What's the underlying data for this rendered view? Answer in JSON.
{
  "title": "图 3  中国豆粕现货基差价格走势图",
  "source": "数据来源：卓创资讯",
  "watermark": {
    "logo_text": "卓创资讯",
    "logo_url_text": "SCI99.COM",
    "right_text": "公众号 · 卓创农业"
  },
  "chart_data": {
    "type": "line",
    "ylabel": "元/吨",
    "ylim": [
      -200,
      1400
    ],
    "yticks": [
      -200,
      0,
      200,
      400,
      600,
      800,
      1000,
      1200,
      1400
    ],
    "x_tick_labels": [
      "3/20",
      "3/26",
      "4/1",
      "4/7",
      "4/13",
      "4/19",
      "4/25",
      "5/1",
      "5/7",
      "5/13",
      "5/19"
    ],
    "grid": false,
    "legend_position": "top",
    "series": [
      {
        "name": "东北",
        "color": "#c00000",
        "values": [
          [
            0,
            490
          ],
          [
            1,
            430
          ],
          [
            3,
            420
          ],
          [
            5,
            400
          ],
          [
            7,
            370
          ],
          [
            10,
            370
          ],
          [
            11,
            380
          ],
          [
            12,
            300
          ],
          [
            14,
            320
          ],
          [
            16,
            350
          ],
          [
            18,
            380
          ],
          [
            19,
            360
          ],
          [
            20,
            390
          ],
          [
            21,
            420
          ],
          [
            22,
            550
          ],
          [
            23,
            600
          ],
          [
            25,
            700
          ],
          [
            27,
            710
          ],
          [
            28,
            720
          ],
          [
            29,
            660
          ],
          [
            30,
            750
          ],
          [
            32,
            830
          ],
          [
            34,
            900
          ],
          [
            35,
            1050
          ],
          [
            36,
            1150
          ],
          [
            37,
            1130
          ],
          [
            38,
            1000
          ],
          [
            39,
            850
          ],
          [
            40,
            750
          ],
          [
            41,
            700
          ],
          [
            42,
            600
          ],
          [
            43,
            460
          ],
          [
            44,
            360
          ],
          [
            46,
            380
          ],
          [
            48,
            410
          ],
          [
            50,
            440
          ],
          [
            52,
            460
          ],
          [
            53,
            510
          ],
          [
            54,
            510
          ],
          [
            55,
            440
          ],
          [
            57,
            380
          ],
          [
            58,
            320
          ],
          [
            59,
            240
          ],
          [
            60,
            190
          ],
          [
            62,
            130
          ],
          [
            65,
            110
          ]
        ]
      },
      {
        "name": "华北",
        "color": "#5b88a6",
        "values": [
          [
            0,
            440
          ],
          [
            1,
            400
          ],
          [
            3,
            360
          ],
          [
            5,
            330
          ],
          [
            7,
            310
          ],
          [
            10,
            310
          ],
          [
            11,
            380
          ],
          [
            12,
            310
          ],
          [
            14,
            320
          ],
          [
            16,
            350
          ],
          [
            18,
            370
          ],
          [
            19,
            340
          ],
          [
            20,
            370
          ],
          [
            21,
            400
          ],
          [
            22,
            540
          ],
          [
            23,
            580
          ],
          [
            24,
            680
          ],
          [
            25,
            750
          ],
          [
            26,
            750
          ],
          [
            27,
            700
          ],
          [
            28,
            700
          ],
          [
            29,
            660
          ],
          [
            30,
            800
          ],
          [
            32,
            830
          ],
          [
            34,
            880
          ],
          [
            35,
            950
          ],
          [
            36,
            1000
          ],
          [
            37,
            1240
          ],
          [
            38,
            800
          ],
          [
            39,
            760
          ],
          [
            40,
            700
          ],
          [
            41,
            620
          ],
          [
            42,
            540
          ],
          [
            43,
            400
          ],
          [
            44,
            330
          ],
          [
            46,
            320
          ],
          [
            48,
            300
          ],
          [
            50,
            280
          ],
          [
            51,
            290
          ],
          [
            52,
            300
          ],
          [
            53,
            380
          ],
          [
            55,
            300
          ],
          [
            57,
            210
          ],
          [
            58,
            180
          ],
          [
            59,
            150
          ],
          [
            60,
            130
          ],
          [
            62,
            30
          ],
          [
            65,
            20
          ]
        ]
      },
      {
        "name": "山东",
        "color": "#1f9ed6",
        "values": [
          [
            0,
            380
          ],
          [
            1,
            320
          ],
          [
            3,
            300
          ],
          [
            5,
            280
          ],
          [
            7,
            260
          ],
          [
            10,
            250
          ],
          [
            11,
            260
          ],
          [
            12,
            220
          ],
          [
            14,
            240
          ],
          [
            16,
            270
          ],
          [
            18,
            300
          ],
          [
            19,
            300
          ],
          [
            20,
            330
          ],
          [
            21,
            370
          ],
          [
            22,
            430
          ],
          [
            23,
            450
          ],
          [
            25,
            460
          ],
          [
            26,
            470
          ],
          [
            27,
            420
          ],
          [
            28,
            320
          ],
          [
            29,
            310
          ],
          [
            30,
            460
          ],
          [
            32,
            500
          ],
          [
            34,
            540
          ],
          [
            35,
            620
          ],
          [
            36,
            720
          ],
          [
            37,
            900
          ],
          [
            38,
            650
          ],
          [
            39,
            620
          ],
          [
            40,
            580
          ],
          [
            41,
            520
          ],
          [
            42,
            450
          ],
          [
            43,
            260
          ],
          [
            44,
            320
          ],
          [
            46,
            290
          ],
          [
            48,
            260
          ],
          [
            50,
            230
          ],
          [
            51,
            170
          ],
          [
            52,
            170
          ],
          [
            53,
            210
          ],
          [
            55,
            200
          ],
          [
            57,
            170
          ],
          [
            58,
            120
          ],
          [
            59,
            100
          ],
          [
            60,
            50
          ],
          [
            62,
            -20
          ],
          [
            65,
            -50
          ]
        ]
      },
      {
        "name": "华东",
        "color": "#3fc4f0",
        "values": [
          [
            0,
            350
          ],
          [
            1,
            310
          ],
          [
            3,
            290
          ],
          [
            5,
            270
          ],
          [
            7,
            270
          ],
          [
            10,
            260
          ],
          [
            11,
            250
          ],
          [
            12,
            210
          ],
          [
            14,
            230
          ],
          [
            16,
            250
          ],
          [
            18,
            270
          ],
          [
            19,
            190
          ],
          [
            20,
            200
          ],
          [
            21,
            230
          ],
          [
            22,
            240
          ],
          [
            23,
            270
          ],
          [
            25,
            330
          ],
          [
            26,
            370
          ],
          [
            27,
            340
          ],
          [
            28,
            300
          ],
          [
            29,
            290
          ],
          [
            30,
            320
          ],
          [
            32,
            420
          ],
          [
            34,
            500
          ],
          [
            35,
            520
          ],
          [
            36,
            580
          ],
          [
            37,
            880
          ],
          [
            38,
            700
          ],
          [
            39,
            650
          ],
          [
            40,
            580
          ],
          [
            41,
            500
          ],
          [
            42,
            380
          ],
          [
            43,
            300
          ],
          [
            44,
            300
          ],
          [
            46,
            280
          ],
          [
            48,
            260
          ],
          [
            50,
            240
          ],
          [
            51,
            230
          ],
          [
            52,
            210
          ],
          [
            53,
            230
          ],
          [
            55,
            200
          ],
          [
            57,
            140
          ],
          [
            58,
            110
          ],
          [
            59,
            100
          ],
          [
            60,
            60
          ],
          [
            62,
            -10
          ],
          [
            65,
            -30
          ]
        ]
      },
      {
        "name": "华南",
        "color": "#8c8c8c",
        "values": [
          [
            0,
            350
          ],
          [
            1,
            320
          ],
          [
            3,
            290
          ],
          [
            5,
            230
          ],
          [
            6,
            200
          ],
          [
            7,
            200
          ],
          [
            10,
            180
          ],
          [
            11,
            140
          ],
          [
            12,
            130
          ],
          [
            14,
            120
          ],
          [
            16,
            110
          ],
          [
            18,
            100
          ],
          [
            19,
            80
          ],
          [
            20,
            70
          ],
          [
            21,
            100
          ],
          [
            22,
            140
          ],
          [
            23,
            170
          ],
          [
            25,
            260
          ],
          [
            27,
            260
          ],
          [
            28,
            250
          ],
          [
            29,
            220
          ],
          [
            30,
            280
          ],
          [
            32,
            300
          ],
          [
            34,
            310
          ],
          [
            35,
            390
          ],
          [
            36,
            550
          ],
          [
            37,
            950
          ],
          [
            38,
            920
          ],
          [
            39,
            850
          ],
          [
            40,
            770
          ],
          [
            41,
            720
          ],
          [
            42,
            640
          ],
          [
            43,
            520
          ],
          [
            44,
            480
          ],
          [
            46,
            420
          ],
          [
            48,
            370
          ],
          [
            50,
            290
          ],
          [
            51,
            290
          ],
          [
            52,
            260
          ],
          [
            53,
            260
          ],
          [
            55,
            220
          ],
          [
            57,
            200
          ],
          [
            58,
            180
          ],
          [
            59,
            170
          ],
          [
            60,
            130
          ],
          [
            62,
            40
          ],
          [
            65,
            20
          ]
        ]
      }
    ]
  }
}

————————

TASK INSTRUCTIONS
List every line in the records above that contains the word "name".

EXERCISE OUTPUT
        "name": "东北",
        "name": "华北",
        "name": "山东",
        "name": "华东",
        "name": "华南",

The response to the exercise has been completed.